- **Task objective**
Filter these entries, keeping only lines that hold the word "this".
# Excerpted records start
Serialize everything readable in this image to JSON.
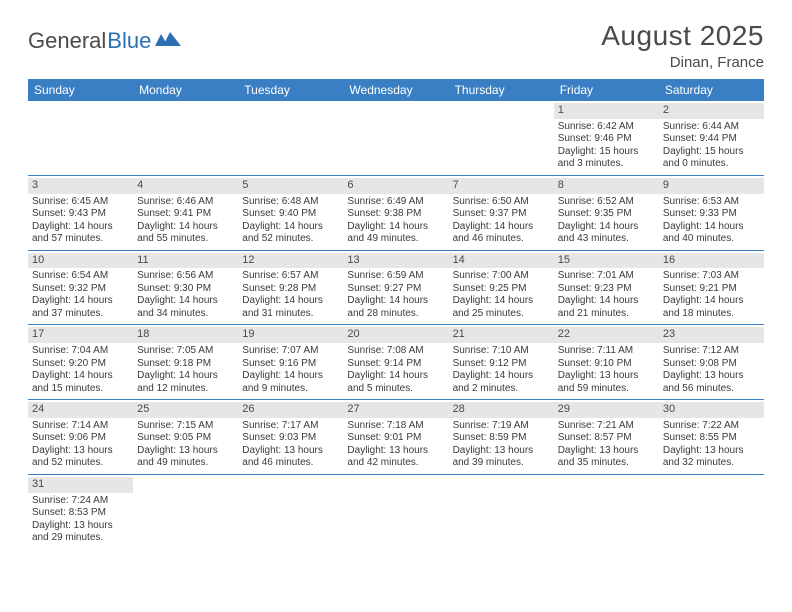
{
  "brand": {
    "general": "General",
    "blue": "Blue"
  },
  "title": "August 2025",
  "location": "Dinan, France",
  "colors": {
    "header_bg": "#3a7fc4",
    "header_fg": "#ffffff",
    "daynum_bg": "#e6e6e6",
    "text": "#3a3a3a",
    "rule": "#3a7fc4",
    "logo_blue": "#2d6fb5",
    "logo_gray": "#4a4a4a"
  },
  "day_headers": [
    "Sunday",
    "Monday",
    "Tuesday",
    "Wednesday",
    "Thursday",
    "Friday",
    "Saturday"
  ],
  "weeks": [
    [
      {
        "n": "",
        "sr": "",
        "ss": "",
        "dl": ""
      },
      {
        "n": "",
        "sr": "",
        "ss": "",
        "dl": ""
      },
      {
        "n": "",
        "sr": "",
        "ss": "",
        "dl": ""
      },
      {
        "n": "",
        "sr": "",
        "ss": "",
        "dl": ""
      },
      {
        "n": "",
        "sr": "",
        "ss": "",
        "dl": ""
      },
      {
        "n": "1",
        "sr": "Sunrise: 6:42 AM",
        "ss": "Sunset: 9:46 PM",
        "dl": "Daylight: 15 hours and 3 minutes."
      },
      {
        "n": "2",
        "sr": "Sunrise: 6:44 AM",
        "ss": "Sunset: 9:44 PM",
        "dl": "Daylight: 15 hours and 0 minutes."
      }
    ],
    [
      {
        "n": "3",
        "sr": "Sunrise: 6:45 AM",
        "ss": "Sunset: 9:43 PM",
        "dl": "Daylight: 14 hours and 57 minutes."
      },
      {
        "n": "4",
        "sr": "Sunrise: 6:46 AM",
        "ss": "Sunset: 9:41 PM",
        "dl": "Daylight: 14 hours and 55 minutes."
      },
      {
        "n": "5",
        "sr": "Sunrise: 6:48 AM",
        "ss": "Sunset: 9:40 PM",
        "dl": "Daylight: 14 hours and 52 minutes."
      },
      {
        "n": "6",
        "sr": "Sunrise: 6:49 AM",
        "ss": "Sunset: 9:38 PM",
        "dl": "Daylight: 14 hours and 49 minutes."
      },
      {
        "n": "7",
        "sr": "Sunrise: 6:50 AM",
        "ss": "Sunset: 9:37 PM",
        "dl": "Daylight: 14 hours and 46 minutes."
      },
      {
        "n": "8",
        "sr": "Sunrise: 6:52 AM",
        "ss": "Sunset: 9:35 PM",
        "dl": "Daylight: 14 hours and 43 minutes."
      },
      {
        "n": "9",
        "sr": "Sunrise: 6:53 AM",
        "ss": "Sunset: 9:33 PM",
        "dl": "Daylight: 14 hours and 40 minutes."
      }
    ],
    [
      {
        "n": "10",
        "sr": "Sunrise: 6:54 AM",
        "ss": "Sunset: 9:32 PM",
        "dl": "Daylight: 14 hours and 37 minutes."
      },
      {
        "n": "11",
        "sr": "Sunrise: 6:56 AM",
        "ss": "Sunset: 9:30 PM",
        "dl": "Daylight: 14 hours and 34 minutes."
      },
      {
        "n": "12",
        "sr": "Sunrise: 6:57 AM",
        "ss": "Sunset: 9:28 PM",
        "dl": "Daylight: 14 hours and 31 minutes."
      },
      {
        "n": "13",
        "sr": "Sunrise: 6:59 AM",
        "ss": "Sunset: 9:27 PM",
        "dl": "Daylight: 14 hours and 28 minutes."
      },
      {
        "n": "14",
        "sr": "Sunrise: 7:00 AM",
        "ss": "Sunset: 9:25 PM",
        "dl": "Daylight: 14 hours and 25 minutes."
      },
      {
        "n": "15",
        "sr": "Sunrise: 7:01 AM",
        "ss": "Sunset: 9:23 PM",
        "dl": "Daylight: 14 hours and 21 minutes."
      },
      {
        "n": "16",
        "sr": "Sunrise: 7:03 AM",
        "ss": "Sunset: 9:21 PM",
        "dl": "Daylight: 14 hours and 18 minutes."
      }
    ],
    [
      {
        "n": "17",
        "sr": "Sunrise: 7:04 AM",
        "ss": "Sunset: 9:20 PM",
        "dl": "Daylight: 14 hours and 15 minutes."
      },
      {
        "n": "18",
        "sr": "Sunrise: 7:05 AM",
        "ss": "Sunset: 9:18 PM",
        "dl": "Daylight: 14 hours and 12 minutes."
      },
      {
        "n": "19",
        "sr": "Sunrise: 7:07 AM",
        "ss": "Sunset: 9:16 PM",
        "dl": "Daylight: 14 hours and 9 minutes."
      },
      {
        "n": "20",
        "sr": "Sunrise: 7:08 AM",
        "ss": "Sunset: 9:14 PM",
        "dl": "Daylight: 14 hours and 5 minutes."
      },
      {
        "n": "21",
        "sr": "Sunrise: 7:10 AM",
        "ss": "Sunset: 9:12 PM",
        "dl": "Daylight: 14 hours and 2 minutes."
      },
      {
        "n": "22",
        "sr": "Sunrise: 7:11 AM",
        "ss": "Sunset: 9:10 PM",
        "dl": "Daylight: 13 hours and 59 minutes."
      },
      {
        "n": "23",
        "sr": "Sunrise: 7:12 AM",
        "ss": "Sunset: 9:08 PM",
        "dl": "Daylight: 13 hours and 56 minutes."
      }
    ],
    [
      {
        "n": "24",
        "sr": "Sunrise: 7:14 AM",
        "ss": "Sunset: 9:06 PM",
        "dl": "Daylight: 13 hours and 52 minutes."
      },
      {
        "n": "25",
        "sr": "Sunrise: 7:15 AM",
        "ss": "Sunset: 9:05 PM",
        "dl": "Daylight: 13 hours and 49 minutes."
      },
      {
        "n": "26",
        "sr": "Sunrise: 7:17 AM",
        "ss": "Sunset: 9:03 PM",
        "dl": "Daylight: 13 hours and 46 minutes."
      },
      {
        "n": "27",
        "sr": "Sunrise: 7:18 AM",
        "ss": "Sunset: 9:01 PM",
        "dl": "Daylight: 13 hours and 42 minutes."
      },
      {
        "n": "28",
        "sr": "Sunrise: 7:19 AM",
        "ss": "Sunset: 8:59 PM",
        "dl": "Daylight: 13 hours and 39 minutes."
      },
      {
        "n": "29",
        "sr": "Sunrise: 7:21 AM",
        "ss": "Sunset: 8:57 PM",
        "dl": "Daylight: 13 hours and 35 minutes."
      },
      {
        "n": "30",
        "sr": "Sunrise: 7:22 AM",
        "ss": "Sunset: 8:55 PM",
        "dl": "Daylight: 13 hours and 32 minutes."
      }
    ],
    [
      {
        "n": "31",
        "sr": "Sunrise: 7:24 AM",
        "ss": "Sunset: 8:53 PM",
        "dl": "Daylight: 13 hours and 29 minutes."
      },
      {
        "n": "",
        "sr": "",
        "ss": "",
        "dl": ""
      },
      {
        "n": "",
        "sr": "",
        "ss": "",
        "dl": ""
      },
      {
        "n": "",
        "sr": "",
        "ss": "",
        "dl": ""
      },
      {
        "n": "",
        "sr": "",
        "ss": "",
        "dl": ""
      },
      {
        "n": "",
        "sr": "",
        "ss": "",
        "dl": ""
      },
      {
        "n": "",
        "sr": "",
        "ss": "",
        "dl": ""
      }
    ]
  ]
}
# Excerpted records end
# Excerpted records start
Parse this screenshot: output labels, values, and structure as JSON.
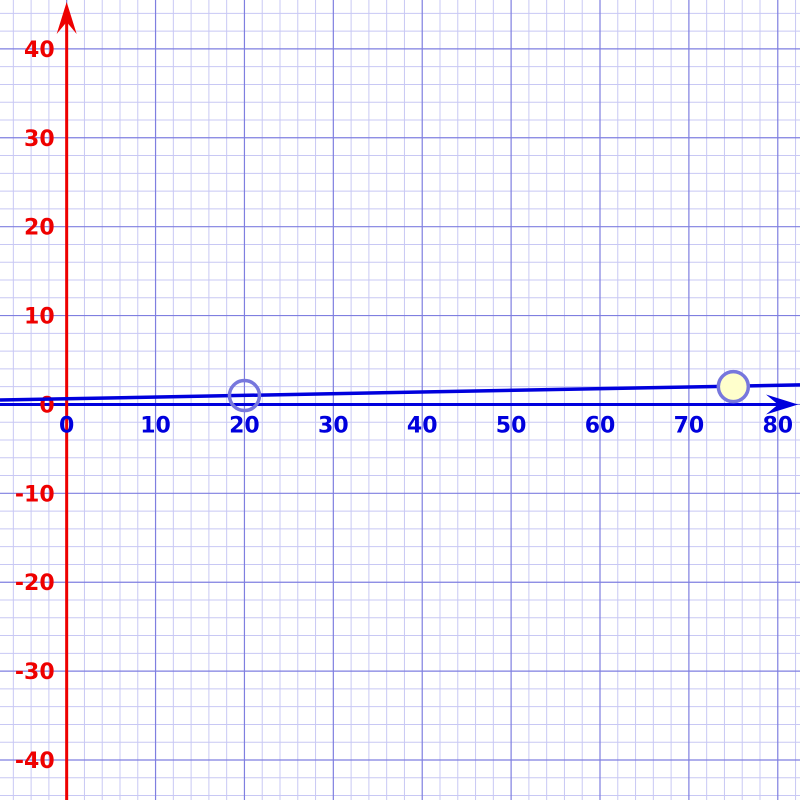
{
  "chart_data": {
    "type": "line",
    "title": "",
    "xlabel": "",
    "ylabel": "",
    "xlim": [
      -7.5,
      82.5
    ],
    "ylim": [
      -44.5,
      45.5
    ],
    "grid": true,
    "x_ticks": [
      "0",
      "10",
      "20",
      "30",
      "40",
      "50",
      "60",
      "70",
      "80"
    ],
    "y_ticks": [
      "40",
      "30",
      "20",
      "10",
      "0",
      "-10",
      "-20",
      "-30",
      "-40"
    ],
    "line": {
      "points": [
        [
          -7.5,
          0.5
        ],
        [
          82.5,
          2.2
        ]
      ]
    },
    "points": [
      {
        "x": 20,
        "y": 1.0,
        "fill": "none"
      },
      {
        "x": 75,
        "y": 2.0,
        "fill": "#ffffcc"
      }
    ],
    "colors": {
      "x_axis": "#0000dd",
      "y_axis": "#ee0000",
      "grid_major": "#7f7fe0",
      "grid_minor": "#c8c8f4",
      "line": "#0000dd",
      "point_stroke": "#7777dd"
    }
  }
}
# Excerpted records end
- **Answer to the problem**
Serialize everything readable in this image to JSON.
Parse this screenshot: output labels, values, and structure as JSON.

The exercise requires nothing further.